Another point of contention between the Tata Group and Mistry was the presence of Article 75 in the Articles of Association of the Tata Group. This article grants the company the authority to acquire shares from a minority or small shareholder at a fair market value. Concerned that the Tata Group might utilize this provision to attempt a buyout of the SP Group, the latter urged the Company Law Tribunals and the Supreme Court to not allow the same to be used. Additionally, the Mistry camp alleged that the Tata Group had made several commercial decisions that failed to achieve the desired outcomes, resulting in more losses tothe minority shareholders as compared to majority shareholders. However, the Supreme Court did not address the issues regarding the rights and protection of minority shareholders, although it did not consider Article 75 as oppressive and rejected the allegations of mismanagement against the Tata Group of Companies.The Court acknowledged that Article 75 serves as an exit option for shareholders. Consequently, the Apex Court stated, “We cannot adjudicate on fair compensation. We will leave it to the parties to pursue the Article 75 route or any other legally available option.”

Furthermore, the Supreme Court dismissed the plea from the Mistry Group opposing the conversion of Tata Sons from a public limited company to a private limited company. The valuation of the company’s stake was not addressed by the Court. However, during the hearing, the Mistry family, one of India’s oldest business families, valued its stake at Rs 1.76 trillion, while the Tatagroup pegged it far below at up to Rs 80,000 crores.

• **TO DO**:
1. Reproduce the passage on the Tata–Mistry dispute from "Furthermore, the Supreme" up to and including "Rs 80,000 crores.".
2. For each statement, state whether it agrees with the passage on the Tata–Mistry dispute, answering yes or no and quoting the exact words of the passage that decide it: (a) Article 75 gives the company authority to acquire shares from a minority shareholder at a fair market value. (b) The Supreme Court held Article 75 to be oppressive. (c) The Court settled the valuation of the company's stake.

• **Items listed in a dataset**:

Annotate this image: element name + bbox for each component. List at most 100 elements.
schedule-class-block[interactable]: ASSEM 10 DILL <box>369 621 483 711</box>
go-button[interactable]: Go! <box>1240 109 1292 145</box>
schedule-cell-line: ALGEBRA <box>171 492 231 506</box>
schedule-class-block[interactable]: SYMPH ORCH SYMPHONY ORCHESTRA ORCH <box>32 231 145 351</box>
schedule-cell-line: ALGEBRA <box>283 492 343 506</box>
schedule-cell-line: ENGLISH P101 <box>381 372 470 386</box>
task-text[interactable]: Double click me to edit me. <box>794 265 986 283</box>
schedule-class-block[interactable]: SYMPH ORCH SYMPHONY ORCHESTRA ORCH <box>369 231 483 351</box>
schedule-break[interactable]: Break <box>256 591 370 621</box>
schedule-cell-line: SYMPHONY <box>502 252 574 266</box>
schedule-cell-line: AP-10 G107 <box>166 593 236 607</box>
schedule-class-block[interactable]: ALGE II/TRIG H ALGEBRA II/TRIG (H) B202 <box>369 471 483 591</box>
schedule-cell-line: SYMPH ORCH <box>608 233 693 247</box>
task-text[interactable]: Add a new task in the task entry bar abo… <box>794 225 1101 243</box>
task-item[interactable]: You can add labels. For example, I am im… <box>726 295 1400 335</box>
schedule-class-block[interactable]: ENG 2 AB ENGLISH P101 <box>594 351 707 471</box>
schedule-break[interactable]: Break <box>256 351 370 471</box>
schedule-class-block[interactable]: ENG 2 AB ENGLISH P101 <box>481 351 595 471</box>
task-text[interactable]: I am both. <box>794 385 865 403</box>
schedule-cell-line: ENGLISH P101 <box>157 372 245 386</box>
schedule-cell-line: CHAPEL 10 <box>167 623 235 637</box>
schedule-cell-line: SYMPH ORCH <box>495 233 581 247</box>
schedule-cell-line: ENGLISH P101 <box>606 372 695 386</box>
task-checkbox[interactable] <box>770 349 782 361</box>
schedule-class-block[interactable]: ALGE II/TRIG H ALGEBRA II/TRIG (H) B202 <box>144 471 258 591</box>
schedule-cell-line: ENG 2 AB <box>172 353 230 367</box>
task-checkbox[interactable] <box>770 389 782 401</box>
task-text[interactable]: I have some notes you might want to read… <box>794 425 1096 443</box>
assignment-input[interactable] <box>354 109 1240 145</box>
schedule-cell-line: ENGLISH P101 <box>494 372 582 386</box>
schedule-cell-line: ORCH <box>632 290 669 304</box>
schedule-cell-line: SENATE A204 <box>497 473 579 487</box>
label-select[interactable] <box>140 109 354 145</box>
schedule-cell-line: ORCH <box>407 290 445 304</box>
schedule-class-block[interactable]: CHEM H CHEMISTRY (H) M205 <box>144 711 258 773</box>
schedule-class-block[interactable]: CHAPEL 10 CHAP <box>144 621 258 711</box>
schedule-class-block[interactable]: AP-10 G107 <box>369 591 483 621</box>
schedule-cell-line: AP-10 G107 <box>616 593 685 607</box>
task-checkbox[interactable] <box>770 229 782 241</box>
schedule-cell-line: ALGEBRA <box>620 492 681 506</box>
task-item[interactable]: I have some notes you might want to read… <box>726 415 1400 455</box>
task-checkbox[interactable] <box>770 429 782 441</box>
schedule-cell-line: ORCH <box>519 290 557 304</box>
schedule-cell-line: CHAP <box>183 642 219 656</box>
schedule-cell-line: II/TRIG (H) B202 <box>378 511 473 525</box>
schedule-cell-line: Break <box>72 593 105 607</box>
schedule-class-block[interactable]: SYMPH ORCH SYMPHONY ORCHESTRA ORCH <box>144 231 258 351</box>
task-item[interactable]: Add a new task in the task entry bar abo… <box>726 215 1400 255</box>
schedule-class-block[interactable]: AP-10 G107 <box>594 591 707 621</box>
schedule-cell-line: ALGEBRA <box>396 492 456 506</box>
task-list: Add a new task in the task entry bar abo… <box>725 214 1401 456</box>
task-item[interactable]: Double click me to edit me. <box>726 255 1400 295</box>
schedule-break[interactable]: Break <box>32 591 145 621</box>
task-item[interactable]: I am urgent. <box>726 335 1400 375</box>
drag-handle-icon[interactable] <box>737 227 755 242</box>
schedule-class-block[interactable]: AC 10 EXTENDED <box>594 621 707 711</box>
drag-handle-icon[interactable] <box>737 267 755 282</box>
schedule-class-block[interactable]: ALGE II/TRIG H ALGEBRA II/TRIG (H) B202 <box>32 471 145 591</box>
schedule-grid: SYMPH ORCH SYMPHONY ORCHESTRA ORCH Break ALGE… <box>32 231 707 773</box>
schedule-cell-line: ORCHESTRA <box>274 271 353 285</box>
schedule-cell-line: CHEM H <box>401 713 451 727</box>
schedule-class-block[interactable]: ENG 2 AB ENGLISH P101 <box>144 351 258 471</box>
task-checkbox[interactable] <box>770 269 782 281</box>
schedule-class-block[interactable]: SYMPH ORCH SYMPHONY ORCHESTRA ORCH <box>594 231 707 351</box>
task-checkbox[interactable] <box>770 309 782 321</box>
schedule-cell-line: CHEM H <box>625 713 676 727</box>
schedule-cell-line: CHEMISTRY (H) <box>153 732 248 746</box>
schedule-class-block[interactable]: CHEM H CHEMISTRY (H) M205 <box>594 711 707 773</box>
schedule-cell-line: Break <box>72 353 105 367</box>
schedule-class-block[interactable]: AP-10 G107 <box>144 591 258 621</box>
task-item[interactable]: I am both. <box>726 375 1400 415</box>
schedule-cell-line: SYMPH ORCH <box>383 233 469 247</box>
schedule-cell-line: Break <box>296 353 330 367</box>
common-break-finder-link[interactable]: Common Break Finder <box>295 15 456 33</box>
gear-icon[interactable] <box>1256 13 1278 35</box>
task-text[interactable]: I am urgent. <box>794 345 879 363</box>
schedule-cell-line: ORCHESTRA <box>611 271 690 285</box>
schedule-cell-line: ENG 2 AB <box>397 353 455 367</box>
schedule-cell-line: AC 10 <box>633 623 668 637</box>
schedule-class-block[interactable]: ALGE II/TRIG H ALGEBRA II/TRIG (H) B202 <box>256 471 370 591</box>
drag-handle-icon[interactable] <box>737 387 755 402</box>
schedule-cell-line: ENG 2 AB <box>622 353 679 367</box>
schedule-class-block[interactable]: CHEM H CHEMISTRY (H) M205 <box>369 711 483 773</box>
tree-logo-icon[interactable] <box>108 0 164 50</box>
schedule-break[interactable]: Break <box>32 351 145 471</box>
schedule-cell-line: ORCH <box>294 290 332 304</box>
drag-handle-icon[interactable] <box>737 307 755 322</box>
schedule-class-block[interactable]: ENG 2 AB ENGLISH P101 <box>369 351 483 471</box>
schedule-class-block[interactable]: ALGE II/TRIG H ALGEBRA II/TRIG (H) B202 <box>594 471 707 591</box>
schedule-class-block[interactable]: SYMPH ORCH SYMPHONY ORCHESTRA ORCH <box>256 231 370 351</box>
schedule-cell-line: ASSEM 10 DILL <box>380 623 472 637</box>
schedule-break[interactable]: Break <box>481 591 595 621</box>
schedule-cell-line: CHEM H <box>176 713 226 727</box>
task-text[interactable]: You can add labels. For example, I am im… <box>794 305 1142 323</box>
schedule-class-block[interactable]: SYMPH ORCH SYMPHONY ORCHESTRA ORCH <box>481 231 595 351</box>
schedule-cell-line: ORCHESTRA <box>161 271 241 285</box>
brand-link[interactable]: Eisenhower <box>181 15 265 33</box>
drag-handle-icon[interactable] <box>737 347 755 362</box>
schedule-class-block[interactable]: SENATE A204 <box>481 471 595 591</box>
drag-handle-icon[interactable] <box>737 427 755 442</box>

• **COMPLETED EXERCISE**:
1.
Furthermore, the Supreme Court dismissed the plea from the Mistry Group opposing the conversion of Tata Sons from a public limited company to a private limited company. The valuation of the company’s stake was not addressed by the Court. However, during the hearing, the Mistry family, one of India’s oldest business families, valued its stake at Rs 1.76 trillion, while the Tatagroup pegged it far below at up to Rs 80,000 crores.

2.
(a) Yes: "This article grants the company the authority to acquire shares from a minority or small shareholder at a fair market value."
(b) No: "it did not consider Article 75 as oppressive"
(c) No: "The valuation of the company’s stake was not addressed by the Court."